● JOB
Write out the material exactly, without any of its pictures.

************

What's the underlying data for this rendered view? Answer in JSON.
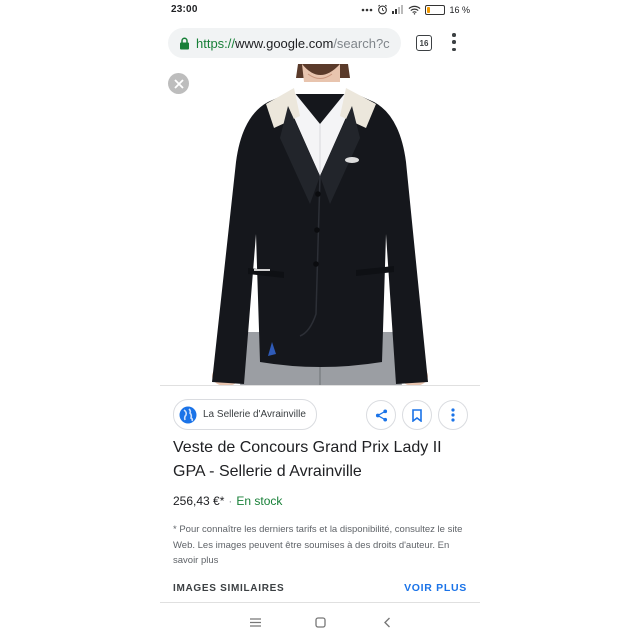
{
  "status_bar": {
    "time": "23:00",
    "battery_percent": "16 %",
    "battery_level": 0.16,
    "icons": [
      "more-dots-icon",
      "alarm-icon",
      "signal-icon",
      "wifi-icon",
      "battery-icon"
    ]
  },
  "browser": {
    "url_scheme": "https://",
    "url_host": "www.google.com",
    "url_path": "/search?c",
    "tab_count": "16"
  },
  "product": {
    "source_name": "La Sellerie d'Avrainville",
    "title": "Veste de Concours Grand Prix Lady II GPA - Sellerie d Avrainville",
    "price": "256,43 €*",
    "separator": "·",
    "stock": "En stock",
    "disclaimer": "* Pour connaître les derniers tarifs et la disponibilité, consultez le site Web. Les images peuvent être soumises à des droits d'auteur. En savoir plus"
  },
  "similar": {
    "label": "IMAGES SIMILAIRES",
    "see_more": "VOIR PLUS"
  },
  "colors": {
    "link_blue": "#1a73e8",
    "stock_green": "#188038",
    "jacket_black": "#15171c",
    "battery_orange": "#f29900"
  }
}
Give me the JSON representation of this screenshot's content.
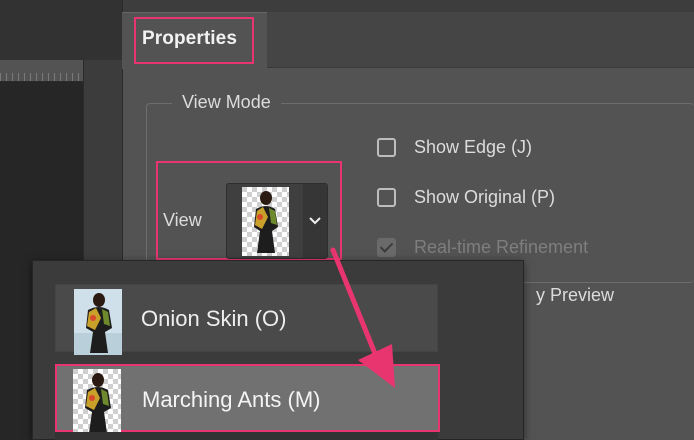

************

● TASK OUTPUT
What's the underlying data for this rendered view? Answer in JSON.
{
  "status_bar": {
    "time": "23:00",
    "battery_percent": "16 %",
    "battery_level": 0.16,
    "icons": [
      "more-dots-icon",
      "alarm-icon",
      "signal-icon",
      "wifi-icon",
      "battery-icon"
    ]
  },
  "browser": {
    "url_scheme": "https://",
    "url_host": "www.google.com",
    "url_path": "/search?c",
    "tab_count": "16"
  },
  "product": {
    "source_name": "La Sellerie d'Avrainville",
    "title": "Veste de Concours Grand Prix Lady II GPA - Sellerie d Avrainville",
    "price": "256,43 €*",
    "separator": "·",
    "stock": "En stock",
    "disclaimer": "* Pour connaître les derniers tarifs et la disponibilité, consultez le site Web. Les images peuvent être soumises à des droits d'auteur. En savoir plus"
  },
  "similar": {
    "label": "IMAGES SIMILAIRES",
    "see_more": "VOIR PLUS"
  },
  "colors": {
    "link_blue": "#1a73e8",
    "stock_green": "#188038",
    "jacket_black": "#15171c",
    "battery_orange": "#f29900"
  }
}
Give me the JSON representation of this screenshot's content.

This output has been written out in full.